> [Selected extract]
···
I’ve just been informed that a manuscript I submitted to the Penn Working Papers in Linguistics has been published! It’s called “Order of Operations in Sociophonetic Analysis” and is available here. In a nutshell, I discuss the various processing steps that are typical of a sociophonetic analysis an I show that changing the order that you run them can have a non-negligible impact on the overall results. I end the paper with a recommended order that we can use.
I originally started this paper because I noticed, by accident, that I was getting different results after moving some code around. I was in the middle of an analaysis (of the very dataset I use in the paper) and had already gotten some results, but I had to change a few things in the processing and ended up moving a chunk of code up a little bit so that it happened before another chunks. Lo and behold, the results changed. Nothing about the underlying data changed, and nothing about the functions I ran changed—other than their order.
So this sent me down a bit of a rabbit hole. I identified seven processing steps that I did in my analysis pipeline. I then wrote some code that arranged those seven steps into all possible orderings, all 5,040 of them. I then took the exact same imput dataset, and processed it 5,040 times, once for each permutations. With each resulting spreadsheet, I then calculated things like how shifted or overlapped people’s vowels were. Again, to be clear, the underlying data was identical, and the functions I ran were identical. The only thing that changed was the order that I ran them.
Well, as you can read in the paper, the results were a little concerning. First, I got many unique values for each person. Not 5,040 unique values, because some pipeline result in identical outputs. But sometimes hundreds of unique values. Some of these were admittedly very similar, but others were quite drastic. In one case, I point out that if I use some pipelines, a particular indiviual may be interpreted as being a linguistic innovator since she had advanced measures of some of the shfits. But in other pipelines, she would be seen as linguistically conservative since those same measures returned less-advanced measures. Taking the entire group of 53 speakers collectively, some pipelines showed that about half had shifted vowels while other pipelines showed that nearly all of them did. So, just by changing the order that I run my code can have an impact on how my dataset is interpreted!
So, in addition to pointing out the problem, I do offer a potential solution by prescribing an order of operations. Here’s what that is:
Reclassify your data into allophones
This is important because subsequent steps really need to run by allophone rather than by phoneme. I’d even say that we should separate the data into allophones even for vowels we’re not interested in (like allophones of /u/ even if we’re only interested in front vowels) because it has implications for what data gets excluded which could affect the centering when you normalize.
Remove “bad” data
This is when you remove allophones. Again, I argue that it should be done by allophone. I also recommend that stopwords and unstressed vowels be treated as their own separate category as well. But, I’m no married to that idea.
Regardless of what normalization procedure you use, I think it is at this point in the pipeline that the procescure should happen. The normalization should include all good data (even if it’s not pertinant to the study) and not include any bad data.
Remove “good” but otherwise uninteresting data.
···
> [Collected material]
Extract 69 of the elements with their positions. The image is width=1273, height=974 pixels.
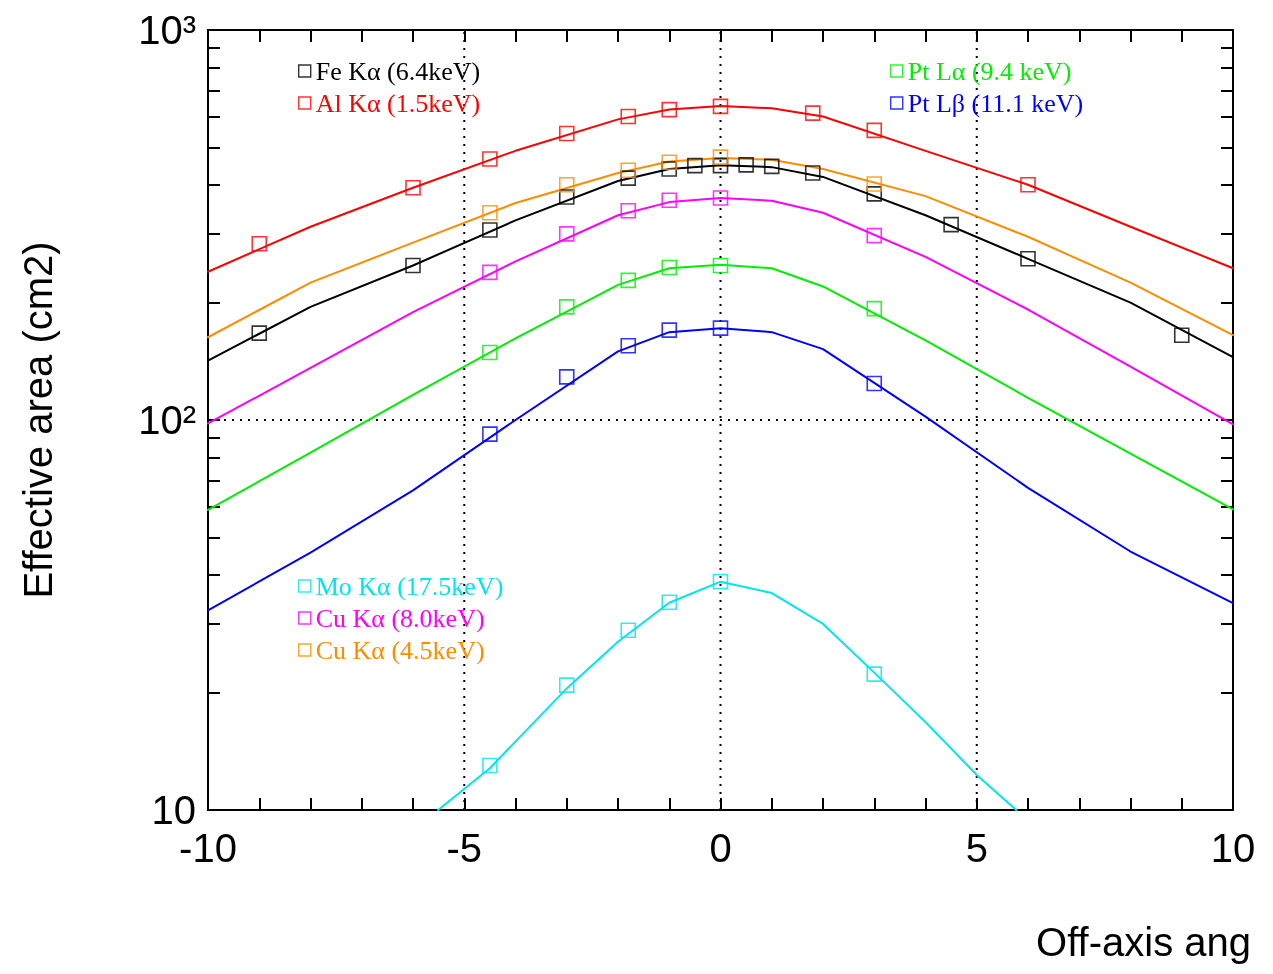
···
> [Exercises to complete]
• a. In the post on processing order in sociophonetic analysis, how many processing steps did the author identify, and how many orderings of them were run?
• b. Write the next part of the post on processing order in sociophonetic analysis, picking up after its last line.
The lines play no part in this exercise.

> [Per-task outputs]
• a. Seven steps, arranged into all 5,040 possible orderings.

• b.
Finally, here is where you should subset your data to focus on just the stuff you’re interested. So, get rid of vowels or allophones you don’t want, stopwords, unstressed vowels, etc. Importantly though, it is only at this point in the pipeline that you should toss vowel trajectories! If you never extracted them in the first place, or just ignored those columns in FAVE’s output, then you’re excluding trajectory data as step 1 and that has an impact on your results!
Note that this is a different order than what I suggest in my MNWAV49 talk. For now, these steps are based more on logic and theorey (and I appreciate the input from Rich Ross and Thomas Kettig for helping me out with that)! I have a manuscript at the moment that dives more into these steps and provides some more quantitative justification for them. Stay tuned!
Finally, towards the end, I do get a little preachy. First, I recommend that Order of Operations be explained in detail in methods sections so that we can evaulate them better. In fact, it was only after I submitted this paper that I found Brand, Hay, Clark, Watson, & Sóskuthy’s (2021) paper that does exatly what I want to see! That’s exactly the kind of transparency that we need. Of course, at this point, it’s hard to interpret what effect one order has upon the data as opposed to another order, though, again, stay tuned for my manuscript which does exactly that!
I then say that quantitative linguists should be more mindful of how the data is being processed. I basically subtweet some methods that I’m not particularly fond of (Labnov transformations, ANAE “benchmarks”) without calling them out specifically. I also subtweet a reviewer who said to me once that I shouldn’t use New Technique X and should instead use Old Technique Y for comparability with previous studies, even though recent research has shown that Old Technique Y is flawed and New Technique X is better. Anyway, so if those paragraphs sound cryptic, now you know some background.
Finally, I encourage quantitatively-minded linguists to continue writing methods papers. Whether it be developing a new technique or comparing existing techniques against each other, all that stuff is good for the field.
Anyway, I took the oportunity in this non-peer-reviewed methods paper to stand on my soapbox a little bit and talk about some ov my views on the current state of quantitative linguistics. And I stand by what I wrote in the paper.
So that’s it! This was a fun one to write because it literally has nothing to do with language or how language works: it’s purely methods. In fact, it’s not even about one specific method. It’s about how we should run our R code! Very niche. But I hope it does some small part in improving quantitative linguistics papers.
PS: In my notes I refer to “Order of Operations” as “OoO”. I’m 1000% okay with having OoO be a new abbreviation in people’s code and in methods sections now. Who wants to be the first? :)